▶ **SHORT PROBLEM**
Tell how many lines in the data below include the word "ผมเส". The answer is the number only.

▶ **RECORDS SHOWN**
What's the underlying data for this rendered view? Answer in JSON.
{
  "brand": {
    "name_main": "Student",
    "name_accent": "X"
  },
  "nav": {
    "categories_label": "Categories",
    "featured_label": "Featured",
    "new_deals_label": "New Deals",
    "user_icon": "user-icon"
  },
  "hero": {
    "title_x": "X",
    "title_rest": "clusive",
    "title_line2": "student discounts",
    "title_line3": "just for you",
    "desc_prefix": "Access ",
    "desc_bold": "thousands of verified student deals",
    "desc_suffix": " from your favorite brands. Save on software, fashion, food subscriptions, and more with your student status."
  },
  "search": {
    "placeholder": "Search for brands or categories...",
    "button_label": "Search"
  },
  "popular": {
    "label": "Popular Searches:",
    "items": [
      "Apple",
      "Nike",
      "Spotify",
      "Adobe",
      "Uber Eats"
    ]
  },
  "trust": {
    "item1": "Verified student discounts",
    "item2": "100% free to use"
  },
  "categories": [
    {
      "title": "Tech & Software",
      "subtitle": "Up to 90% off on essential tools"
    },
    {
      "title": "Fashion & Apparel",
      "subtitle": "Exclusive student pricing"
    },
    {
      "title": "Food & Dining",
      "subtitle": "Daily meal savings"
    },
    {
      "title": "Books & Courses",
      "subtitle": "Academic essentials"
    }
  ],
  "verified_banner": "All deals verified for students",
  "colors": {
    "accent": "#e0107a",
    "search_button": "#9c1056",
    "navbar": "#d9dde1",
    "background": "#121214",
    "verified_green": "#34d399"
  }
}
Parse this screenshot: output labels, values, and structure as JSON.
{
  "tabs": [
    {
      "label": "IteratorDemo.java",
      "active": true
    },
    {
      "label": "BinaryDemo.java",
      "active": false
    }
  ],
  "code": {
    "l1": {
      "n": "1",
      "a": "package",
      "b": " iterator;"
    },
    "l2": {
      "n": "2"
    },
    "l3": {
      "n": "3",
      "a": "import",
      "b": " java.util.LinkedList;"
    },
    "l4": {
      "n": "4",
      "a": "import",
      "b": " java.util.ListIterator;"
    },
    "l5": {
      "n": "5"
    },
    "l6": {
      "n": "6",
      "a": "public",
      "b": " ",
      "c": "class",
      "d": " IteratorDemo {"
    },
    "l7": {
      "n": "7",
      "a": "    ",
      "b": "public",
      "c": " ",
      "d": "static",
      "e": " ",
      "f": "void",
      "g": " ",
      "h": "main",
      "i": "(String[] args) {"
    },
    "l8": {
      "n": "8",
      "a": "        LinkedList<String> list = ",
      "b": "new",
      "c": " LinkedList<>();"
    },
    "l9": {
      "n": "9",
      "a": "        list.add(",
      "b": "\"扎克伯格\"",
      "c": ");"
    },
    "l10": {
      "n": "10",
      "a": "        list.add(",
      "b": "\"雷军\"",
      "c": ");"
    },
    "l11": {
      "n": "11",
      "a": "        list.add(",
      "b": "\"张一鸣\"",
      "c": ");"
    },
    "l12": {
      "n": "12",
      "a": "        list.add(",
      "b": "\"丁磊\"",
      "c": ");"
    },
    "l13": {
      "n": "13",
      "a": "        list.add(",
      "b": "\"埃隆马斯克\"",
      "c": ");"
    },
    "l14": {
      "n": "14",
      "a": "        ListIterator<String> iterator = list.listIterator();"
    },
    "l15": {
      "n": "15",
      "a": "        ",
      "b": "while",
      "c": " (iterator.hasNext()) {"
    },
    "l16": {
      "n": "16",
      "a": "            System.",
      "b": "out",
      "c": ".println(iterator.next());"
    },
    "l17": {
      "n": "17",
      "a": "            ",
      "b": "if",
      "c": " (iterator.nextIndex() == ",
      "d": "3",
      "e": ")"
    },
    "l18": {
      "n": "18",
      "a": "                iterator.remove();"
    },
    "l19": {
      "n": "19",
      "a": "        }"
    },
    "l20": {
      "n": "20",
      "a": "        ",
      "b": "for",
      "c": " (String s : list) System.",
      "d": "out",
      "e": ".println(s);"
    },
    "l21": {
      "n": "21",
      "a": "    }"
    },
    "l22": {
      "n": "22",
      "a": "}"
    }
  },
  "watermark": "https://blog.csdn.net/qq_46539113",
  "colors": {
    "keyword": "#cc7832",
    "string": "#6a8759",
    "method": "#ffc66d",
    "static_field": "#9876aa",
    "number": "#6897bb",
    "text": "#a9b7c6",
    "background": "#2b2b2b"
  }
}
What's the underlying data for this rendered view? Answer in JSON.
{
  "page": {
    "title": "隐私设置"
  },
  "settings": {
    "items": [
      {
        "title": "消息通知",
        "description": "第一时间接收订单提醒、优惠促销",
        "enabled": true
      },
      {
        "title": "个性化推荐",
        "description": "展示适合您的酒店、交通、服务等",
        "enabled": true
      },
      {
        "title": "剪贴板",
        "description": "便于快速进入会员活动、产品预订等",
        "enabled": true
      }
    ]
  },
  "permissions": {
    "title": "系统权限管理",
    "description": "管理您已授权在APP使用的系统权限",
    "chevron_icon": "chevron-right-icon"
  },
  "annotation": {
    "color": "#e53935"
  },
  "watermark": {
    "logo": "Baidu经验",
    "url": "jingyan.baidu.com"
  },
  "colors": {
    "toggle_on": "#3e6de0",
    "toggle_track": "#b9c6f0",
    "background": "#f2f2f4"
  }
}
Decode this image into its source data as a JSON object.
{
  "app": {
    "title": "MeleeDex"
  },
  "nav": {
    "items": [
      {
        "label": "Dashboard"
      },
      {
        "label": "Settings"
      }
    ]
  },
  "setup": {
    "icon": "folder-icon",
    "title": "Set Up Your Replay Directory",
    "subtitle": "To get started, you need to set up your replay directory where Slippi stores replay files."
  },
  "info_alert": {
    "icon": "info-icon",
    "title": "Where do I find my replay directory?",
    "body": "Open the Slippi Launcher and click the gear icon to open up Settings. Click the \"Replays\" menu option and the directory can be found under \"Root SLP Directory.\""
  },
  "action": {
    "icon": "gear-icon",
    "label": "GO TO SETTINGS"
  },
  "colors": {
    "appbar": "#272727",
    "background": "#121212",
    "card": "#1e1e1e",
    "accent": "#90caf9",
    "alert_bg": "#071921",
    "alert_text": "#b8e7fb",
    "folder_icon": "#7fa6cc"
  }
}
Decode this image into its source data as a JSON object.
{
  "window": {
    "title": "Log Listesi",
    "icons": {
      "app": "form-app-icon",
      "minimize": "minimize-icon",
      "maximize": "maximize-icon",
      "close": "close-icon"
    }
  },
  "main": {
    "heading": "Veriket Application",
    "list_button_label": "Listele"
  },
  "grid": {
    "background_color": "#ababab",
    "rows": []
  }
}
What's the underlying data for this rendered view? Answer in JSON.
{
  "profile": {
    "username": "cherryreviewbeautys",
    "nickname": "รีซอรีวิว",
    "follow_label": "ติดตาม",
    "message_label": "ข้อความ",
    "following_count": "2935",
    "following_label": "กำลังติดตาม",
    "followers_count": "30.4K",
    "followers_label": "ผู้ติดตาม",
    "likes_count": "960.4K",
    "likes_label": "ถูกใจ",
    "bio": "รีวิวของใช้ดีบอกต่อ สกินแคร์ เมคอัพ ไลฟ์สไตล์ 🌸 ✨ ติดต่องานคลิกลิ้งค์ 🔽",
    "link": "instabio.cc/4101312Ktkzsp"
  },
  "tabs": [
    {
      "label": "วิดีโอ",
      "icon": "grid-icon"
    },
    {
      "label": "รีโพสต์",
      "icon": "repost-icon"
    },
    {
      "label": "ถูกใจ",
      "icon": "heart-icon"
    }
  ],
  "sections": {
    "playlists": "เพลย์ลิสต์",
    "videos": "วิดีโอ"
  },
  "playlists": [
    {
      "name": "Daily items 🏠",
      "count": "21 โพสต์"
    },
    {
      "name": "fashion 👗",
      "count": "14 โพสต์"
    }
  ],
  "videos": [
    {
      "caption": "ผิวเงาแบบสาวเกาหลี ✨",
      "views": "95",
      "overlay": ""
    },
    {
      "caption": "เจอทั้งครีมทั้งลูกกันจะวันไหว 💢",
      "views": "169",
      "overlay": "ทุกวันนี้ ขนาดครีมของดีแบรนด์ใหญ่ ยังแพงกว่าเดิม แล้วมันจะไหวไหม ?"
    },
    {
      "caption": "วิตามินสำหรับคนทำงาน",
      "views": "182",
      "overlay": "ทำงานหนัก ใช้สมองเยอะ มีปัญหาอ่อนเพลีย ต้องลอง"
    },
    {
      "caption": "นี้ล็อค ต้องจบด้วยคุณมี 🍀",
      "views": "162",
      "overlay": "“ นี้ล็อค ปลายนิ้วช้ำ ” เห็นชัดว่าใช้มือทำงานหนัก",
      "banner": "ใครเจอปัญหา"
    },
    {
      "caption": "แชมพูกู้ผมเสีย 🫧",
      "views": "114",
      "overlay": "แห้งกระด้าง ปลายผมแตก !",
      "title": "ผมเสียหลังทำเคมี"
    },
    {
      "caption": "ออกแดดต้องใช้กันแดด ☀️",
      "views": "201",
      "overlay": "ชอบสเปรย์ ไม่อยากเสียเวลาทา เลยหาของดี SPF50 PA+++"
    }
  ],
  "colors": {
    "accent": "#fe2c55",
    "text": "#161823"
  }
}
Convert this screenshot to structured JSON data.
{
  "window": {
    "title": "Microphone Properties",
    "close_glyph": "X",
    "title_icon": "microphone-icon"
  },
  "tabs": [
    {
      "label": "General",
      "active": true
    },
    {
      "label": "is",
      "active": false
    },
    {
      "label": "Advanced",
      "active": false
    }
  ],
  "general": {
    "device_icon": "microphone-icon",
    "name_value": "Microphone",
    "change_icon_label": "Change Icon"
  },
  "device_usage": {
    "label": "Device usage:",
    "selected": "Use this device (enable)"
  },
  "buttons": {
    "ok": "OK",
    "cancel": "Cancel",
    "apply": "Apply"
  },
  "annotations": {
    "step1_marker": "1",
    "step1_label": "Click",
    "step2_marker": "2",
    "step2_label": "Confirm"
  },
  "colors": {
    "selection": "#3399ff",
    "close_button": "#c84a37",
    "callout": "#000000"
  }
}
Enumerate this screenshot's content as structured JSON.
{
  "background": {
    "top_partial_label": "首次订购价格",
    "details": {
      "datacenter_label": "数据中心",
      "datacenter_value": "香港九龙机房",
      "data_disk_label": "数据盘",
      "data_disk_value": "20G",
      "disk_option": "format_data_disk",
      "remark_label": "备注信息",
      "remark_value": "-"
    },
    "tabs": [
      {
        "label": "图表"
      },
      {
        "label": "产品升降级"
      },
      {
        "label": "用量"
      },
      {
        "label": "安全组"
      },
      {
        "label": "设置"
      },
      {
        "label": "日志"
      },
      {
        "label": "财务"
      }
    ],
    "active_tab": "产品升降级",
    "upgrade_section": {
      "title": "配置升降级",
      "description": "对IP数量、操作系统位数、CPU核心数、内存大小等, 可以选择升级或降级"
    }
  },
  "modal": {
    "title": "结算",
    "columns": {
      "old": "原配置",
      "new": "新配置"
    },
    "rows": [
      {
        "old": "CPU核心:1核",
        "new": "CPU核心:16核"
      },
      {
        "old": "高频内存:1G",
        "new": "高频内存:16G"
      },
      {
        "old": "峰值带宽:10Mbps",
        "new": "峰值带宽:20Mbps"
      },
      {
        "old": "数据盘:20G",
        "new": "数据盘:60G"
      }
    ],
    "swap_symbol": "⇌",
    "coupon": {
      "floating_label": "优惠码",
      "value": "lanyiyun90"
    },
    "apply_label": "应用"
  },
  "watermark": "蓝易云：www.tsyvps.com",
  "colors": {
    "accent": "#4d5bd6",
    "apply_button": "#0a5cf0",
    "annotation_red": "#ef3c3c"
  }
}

▶ **TASK SOLUTION**
2